AIM:
Scan the data below and pick out the lines containing the word "attraction".
++++ PROVIDED ENTRIES ++++
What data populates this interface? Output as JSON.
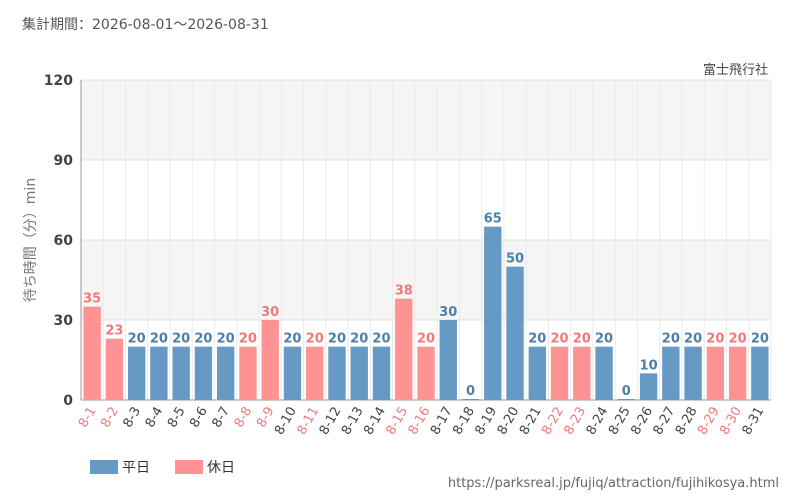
{
  "header": {
    "period": "集計期間：2026-08-01～2026-08-31"
  },
  "attraction": "富士飛行社",
  "source_url": "https://parksreal.jp/fujiq/attraction/fujihikosya.html",
  "legend": {
    "weekday_label": "平日",
    "holiday_label": "休日"
  },
  "colors": {
    "weekday": "#6699c4",
    "holiday": "#ff9393",
    "weekday_text": "#4d7fa8",
    "holiday_text": "#f07a7a",
    "grid": "#e0e0e0",
    "band": "#f5f5f5"
  },
  "chart_data": {
    "type": "bar",
    "ylabel": "待ち時間（分）min",
    "ylim": [
      0,
      120
    ],
    "yticks": [
      0,
      30,
      60,
      90,
      120
    ],
    "categories": [
      "8-1",
      "8-2",
      "8-3",
      "8-4",
      "8-5",
      "8-6",
      "8-7",
      "8-8",
      "8-9",
      "8-10",
      "8-11",
      "8-12",
      "8-13",
      "8-14",
      "8-15",
      "8-16",
      "8-17",
      "8-18",
      "8-19",
      "8-20",
      "8-21",
      "8-22",
      "8-23",
      "8-24",
      "8-25",
      "8-26",
      "8-27",
      "8-28",
      "8-29",
      "8-30",
      "8-31"
    ],
    "values": [
      35,
      23,
      20,
      20,
      20,
      20,
      20,
      20,
      30,
      20,
      20,
      20,
      20,
      20,
      38,
      20,
      30,
      0,
      65,
      50,
      20,
      20,
      20,
      20,
      0,
      10,
      20,
      20,
      20,
      20,
      20
    ],
    "day_types": [
      "holiday",
      "holiday",
      "weekday",
      "weekday",
      "weekday",
      "weekday",
      "weekday",
      "holiday",
      "holiday",
      "weekday",
      "holiday",
      "weekday",
      "weekday",
      "weekday",
      "holiday",
      "holiday",
      "weekday",
      "weekday",
      "weekday",
      "weekday",
      "weekday",
      "holiday",
      "holiday",
      "weekday",
      "weekday",
      "weekday",
      "weekday",
      "weekday",
      "holiday",
      "holiday",
      "weekday"
    ]
  }
}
++++
ANSWER TO THE EXERCISE:
  "attraction": "富士飛行社",
  "source_url": "https://parksreal.jp/fujiq/attraction/fujihikosya.html",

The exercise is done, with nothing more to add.